_Dataset rows:_
┌────────

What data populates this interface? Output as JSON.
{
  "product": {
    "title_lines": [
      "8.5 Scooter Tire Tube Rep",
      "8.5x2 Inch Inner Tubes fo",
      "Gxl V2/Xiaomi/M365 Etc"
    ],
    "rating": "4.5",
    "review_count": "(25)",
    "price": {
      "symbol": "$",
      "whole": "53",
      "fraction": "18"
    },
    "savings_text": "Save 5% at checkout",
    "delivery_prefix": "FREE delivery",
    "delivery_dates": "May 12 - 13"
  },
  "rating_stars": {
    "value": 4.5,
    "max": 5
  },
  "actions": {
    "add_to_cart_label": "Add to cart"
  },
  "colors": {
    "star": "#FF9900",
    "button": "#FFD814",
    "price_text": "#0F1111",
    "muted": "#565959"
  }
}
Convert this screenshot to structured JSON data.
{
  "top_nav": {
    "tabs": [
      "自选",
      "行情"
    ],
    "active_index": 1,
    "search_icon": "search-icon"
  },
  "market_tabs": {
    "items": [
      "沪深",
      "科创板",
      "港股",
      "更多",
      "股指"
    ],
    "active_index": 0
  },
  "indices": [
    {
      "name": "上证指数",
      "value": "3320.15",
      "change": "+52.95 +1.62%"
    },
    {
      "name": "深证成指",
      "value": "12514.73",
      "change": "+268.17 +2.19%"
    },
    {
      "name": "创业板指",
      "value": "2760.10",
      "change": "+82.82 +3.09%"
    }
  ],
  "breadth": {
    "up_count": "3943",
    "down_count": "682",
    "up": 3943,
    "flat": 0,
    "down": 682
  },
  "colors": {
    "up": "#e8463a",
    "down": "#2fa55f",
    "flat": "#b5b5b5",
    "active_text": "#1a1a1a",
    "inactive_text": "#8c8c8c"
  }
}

└────────
┌────────

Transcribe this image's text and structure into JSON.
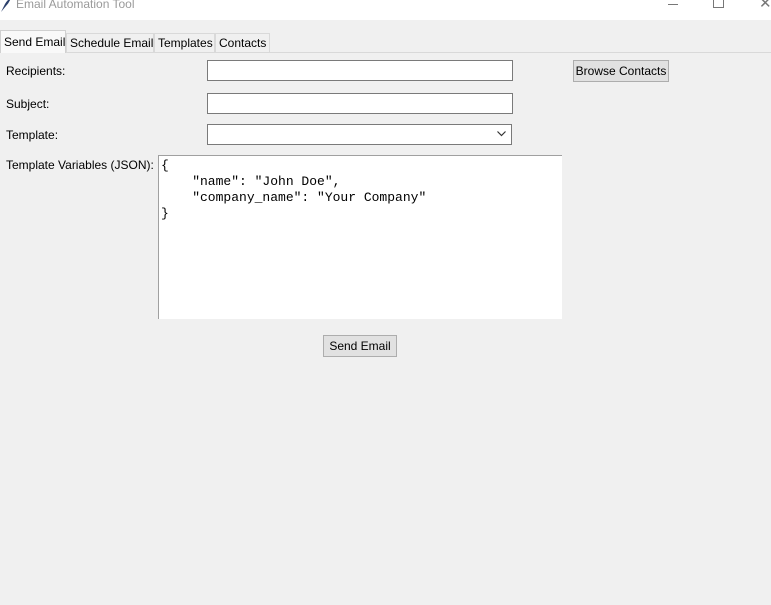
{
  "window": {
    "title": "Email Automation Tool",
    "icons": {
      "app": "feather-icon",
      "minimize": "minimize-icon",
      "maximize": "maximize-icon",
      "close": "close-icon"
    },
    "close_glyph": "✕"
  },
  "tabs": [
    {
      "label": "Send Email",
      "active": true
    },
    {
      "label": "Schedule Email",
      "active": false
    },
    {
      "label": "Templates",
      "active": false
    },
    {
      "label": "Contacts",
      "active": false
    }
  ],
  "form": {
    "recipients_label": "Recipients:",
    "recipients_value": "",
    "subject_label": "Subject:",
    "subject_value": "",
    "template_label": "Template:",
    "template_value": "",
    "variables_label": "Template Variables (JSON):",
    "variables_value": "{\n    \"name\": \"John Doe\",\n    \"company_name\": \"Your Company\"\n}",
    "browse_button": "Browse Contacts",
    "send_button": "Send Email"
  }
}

└────────

_Required task:_
Report each line in the preceding entries that holds the string "change".

_Completed exercise:_
      "change": "+52.95 +1.62%"
      "change": "+268.17 +2.19%"
      "change": "+82.82 +3.09%"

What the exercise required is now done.